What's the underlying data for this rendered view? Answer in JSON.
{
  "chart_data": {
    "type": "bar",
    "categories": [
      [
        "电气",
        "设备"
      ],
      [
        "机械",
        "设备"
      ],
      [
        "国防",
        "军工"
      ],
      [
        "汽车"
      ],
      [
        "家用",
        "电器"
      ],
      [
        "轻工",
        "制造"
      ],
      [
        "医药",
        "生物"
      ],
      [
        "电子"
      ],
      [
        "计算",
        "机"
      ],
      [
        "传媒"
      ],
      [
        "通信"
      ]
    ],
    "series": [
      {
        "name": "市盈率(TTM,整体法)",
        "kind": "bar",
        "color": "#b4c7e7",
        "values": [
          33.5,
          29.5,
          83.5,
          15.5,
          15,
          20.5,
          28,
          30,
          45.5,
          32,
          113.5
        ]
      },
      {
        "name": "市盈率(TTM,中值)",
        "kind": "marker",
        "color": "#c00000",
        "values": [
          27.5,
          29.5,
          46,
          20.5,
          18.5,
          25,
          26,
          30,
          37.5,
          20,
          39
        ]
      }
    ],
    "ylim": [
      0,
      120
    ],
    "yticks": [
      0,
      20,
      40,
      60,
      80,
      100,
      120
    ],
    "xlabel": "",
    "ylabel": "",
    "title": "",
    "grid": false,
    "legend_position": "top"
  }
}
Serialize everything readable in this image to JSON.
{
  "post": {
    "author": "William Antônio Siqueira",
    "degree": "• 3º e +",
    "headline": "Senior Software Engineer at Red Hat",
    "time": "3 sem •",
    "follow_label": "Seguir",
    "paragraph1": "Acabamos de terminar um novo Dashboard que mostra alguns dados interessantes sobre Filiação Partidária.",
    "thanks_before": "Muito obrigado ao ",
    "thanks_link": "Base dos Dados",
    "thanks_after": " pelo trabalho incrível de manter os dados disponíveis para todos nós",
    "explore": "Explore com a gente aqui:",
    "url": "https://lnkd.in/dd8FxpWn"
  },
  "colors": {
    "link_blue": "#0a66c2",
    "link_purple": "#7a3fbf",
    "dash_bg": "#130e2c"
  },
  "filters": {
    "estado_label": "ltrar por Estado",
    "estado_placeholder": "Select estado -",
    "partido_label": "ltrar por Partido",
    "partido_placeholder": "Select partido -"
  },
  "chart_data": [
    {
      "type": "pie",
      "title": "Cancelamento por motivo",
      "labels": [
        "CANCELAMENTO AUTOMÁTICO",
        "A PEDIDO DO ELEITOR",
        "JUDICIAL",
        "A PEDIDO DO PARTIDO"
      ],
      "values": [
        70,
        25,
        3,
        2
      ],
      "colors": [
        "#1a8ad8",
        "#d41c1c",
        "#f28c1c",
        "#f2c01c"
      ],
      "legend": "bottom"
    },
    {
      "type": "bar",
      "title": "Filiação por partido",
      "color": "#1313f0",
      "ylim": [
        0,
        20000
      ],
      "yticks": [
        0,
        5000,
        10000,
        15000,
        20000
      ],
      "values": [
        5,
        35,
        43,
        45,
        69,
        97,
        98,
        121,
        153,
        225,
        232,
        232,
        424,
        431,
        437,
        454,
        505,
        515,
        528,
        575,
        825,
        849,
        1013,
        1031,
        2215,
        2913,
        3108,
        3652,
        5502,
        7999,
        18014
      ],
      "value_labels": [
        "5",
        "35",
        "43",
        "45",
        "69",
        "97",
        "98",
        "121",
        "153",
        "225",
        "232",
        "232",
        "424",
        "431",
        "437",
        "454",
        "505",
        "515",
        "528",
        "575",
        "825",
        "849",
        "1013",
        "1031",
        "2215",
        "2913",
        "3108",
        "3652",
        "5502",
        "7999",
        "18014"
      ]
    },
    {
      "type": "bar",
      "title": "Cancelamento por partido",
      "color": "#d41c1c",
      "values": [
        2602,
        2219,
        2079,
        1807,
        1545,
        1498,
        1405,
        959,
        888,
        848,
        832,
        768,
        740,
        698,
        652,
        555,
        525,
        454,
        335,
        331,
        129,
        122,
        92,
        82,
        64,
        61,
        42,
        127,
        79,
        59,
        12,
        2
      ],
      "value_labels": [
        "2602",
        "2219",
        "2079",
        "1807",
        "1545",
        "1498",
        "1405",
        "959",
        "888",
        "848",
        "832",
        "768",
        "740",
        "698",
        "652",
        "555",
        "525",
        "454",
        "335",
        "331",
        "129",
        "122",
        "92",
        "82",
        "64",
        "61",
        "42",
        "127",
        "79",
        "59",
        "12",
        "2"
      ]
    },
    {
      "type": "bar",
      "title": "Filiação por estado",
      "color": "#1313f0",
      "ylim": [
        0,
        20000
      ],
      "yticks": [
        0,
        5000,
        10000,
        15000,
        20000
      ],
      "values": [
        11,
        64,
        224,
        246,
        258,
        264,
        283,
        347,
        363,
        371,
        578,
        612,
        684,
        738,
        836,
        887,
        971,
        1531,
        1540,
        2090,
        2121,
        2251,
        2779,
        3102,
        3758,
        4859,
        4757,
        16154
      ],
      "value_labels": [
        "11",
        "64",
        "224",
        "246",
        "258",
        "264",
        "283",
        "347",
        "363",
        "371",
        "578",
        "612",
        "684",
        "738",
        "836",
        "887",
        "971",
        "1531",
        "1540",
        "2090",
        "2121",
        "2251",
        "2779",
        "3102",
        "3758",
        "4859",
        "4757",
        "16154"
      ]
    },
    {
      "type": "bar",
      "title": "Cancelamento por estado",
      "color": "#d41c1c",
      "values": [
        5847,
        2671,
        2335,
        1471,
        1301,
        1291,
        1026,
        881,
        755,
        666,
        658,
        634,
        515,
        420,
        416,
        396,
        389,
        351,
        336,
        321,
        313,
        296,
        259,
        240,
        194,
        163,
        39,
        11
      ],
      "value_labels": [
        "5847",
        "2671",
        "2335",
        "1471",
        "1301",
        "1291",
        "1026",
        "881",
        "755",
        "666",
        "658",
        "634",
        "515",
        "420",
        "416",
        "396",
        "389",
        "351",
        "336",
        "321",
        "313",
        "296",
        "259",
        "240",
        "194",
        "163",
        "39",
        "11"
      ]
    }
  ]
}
========
> **PROBLEM TO SOLVE**:
Print all of the entries again, exactly as written.

> **RESPONSE TO THE TASK**:
What's the underlying data for this rendered view? Answer in JSON.
{
  "chart_data": {
    "type": "bar",
    "categories": [
      [
        "电气",
        "设备"
      ],
      [
        "机械",
        "设备"
      ],
      [
        "国防",
        "军工"
      ],
      [
        "汽车"
      ],
      [
        "家用",
        "电器"
      ],
      [
        "轻工",
        "制造"
      ],
      [
        "医药",
        "生物"
      ],
      [
        "电子"
      ],
      [
        "计算",
        "机"
      ],
      [
        "传媒"
      ],
      [
        "通信"
      ]
    ],
    "series": [
      {
        "name": "市盈率(TTM,整体法)",
        "kind": "bar",
        "color": "#b4c7e7",
        "values": [
          33.5,
          29.5,
          83.5,
          15.5,
          15,
          20.5,
          28,
          30,
          45.5,
          32,
          113.5
        ]
      },
      {
        "name": "市盈率(TTM,中值)",
        "kind": "marker",
        "color": "#c00000",
        "values": [
          27.5,
          29.5,
          46,
          20.5,
          18.5,
          25,
          26,
          30,
          37.5,
          20,
          39
        ]
      }
    ],
    "ylim": [
      0,
      120
    ],
    "yticks": [
      0,
      20,
      40,
      60,
      80,
      100,
      120
    ],
    "xlabel": "",
    "ylabel": "",
    "title": "",
    "grid": false,
    "legend_position": "top"
  }
}
Serialize everything readable in this image to JSON.
{
  "post": {
    "author": "William Antônio Siqueira",
    "degree": "• 3º e +",
    "headline": "Senior Software Engineer at Red Hat",
    "time": "3 sem •",
    "follow_label": "Seguir",
    "paragraph1": "Acabamos de terminar um novo Dashboard que mostra alguns dados interessantes sobre Filiação Partidária.",
    "thanks_before": "Muito obrigado ao ",
    "thanks_link": "Base dos Dados",
    "thanks_after": " pelo trabalho incrível de manter os dados disponíveis para todos nós",
    "explore": "Explore com a gente aqui:",
    "url": "https://lnkd.in/dd8FxpWn"
  },
  "colors": {
    "link_blue": "#0a66c2",
    "link_purple": "#7a3fbf",
    "dash_bg": "#130e2c"
  },
  "filters": {
    "estado_label": "ltrar por Estado",
    "estado_placeholder": "Select estado -",
    "partido_label": "ltrar por Partido",
    "partido_placeholder": "Select partido -"
  },
  "chart_data": [
    {
      "type": "pie",
      "title": "Cancelamento por motivo",
      "labels": [
        "CANCELAMENTO AUTOMÁTICO",
        "A PEDIDO DO ELEITOR",
        "JUDICIAL",
        "A PEDIDO DO PARTIDO"
      ],
      "values": [
        70,
        25,
        3,
        2
      ],
      "colors": [
        "#1a8ad8",
        "#d41c1c",
        "#f28c1c",
        "#f2c01c"
      ],
      "legend": "bottom"
    },
    {
      "type": "bar",
      "title": "Filiação por partido",
      "color": "#1313f0",
      "ylim": [
        0,
        20000
      ],
      "yticks": [
        0,
        5000,
        10000,
        15000,
        20000
      ],
      "values": [
        5,
        35,
        43,
        45,
        69,
        97,
        98,
        121,
        153,
        225,
        232,
        232,
        424,
        431,
        437,
        454,
        505,
        515,
        528,
        575,
        825,
        849,
        1013,
        1031,
        2215,
        2913,
        3108,
        3652,
        5502,
        7999,
        18014
      ],
      "value_labels": [
        "5",
        "35",
        "43",
        "45",
        "69",
        "97",
        "98",
        "121",
        "153",
        "225",
        "232",
        "232",
        "424",
        "431",
        "437",
        "454",
        "505",
        "515",
        "528",
        "575",
        "825",
        "849",
        "1013",
        "1031",
        "2215",
        "2913",
        "3108",
        "3652",
        "5502",
        "7999",
        "18014"
      ]
    },
    {
      "type": "bar",
      "title": "Cancelamento por partido",
      "color": "#d41c1c",
      "values": [
        2602,
        2219,
        2079,
        1807,
        1545,
        1498,
        1405,
        959,
        888,
        848,
        832,
        768,
        740,
        698,
        652,
        555,
        525,
        454,
        335,
        331,
        129,
        122,
        92,
        82,
        64,
        61,
        42,
        127,
        79,
        59,
        12,
        2
      ],
      "value_labels": [
        "2602",
        "2219",
        "2079",
        "1807",
        "1545",
        "1498",
        "1405",
        "959",
        "888",
        "848",
        "832",
        "768",
        "740",
        "698",
        "652",
        "555",
        "525",
        "454",
        "335",
        "331",
        "129",
        "122",
        "92",
        "82",
        "64",
        "61",
        "42",
        "127",
        "79",
        "59",
        "12",
        "2"
      ]
    },
    {
      "type": "bar",
      "title": "Filiação por estado",
      "color": "#1313f0",
      "ylim": [
        0,
        20000
      ],
      "yticks": [
        0,
        5000,
        10000,
        15000,
        20000
      ],
      "values": [
        11,
        64,
        224,
        246,
        258,
        264,
        283,
        347,
        363,
        371,
        578,
        612,
        684,
        738,
        836,
        887,
        971,
        1531,
        1540,
        2090,
        2121,
        2251,
        2779,
        3102,
        3758,
        4859,
        4757,
        16154
      ],
      "value_labels": [
        "11",
        "64",
        "224",
        "246",
        "258",
        "264",
        "283",
        "347",
        "363",
        "371",
        "578",
        "612",
        "684",
        "738",
        "836",
        "887",
        "971",
        "1531",
        "1540",
        "2090",
        "2121",
        "2251",
        "2779",
        "3102",
        "3758",
        "4859",
        "4757",
        "16154"
      ]
    },
    {
      "type": "bar",
      "title": "Cancelamento por estado",
      "color": "#d41c1c",
      "values": [
        5847,
        2671,
        2335,
        1471,
        1301,
        1291,
        1026,
        881,
        755,
        666,
        658,
        634,
        515,
        420,
        416,
        396,
        389,
        351,
        336,
        321,
        313,
        296,
        259,
        240,
        194,
        163,
        39,
        11
      ],
      "value_labels": [
        "5847",
        "2671",
        "2335",
        "1471",
        "1301",
        "1291",
        "1026",
        "881",
        "755",
        "666",
        "658",
        "634",
        "515",
        "420",
        "416",
        "396",
        "389",
        "351",
        "336",
        "321",
        "313",
        "296",
        "259",
        "240",
        "194",
        "163",
        "39",
        "11"
      ]
    }
  ]
}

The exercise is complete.